### DATA TO PROCESS
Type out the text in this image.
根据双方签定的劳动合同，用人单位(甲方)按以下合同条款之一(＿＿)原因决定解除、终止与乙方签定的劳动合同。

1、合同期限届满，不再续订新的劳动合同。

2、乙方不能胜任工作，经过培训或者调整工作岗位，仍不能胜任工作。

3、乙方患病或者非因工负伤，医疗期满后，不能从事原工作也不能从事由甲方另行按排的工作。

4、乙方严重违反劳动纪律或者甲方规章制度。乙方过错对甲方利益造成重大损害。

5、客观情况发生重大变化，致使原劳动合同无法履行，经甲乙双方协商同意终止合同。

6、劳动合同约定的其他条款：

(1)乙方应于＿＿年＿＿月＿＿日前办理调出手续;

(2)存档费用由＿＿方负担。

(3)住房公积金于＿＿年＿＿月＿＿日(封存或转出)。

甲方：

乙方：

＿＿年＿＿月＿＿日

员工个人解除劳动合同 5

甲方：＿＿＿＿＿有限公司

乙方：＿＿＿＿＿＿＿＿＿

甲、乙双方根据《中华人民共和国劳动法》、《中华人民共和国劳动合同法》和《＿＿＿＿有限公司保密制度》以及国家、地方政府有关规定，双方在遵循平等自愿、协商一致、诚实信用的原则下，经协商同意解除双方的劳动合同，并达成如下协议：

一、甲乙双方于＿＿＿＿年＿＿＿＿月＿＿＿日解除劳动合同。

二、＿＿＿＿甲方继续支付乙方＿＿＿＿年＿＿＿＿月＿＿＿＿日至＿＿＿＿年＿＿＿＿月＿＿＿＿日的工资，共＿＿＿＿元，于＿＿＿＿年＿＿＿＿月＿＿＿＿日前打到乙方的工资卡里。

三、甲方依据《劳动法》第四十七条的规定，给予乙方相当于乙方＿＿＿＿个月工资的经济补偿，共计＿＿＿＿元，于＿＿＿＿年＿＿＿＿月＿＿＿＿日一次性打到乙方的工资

### TASK DESCRIPTION
Print the listing above in its entirety, with every line exact.

### RESULT
Type out the text in this image.
根据双方签定的劳动合同，用人单位(甲方)按以下合同条款之一(＿＿)原因决定解除、终止与乙方签定的劳动合同。

1、合同期限届满，不再续订新的劳动合同。

2、乙方不能胜任工作，经过培训或者调整工作岗位，仍不能胜任工作。

3、乙方患病或者非因工负伤，医疗期满后，不能从事原工作也不能从事由甲方另行按排的工作。

4、乙方严重违反劳动纪律或者甲方规章制度。乙方过错对甲方利益造成重大损害。

5、客观情况发生重大变化，致使原劳动合同无法履行，经甲乙双方协商同意终止合同。

6、劳动合同约定的其他条款：

(1)乙方应于＿＿年＿＿月＿＿日前办理调出手续;

(2)存档费用由＿＿方负担。

(3)住房公积金于＿＿年＿＿月＿＿日(封存或转出)。

甲方：

乙方：

＿＿年＿＿月＿＿日

员工个人解除劳动合同 5

甲方：＿＿＿＿＿有限公司

乙方：＿＿＿＿＿＿＿＿＿

甲、乙双方根据《中华人民共和国劳动法》、《中华人民共和国劳动合同法》和《＿＿＿＿有限公司保密制度》以及国家、地方政府有关规定，双方在遵循平等自愿、协商一致、诚实信用的原则下，经协商同意解除双方的劳动合同，并达成如下协议：

一、甲乙双方于＿＿＿＿年＿＿＿＿月＿＿＿日解除劳动合同。

二、＿＿＿＿甲方继续支付乙方＿＿＿＿年＿＿＿＿月＿＿＿＿日至＿＿＿＿年＿＿＿＿月＿＿＿＿日的工资，共＿＿＿＿元，于＿＿＿＿年＿＿＿＿月＿＿＿＿日前打到乙方的工资卡里。

三、甲方依据《劳动法》第四十七条的规定，给予乙方相当于乙方＿＿＿＿个月工资的经济补偿，共计＿＿＿＿元，于＿＿＿＿年＿＿＿＿月＿＿＿＿日一次性打到乙方的工资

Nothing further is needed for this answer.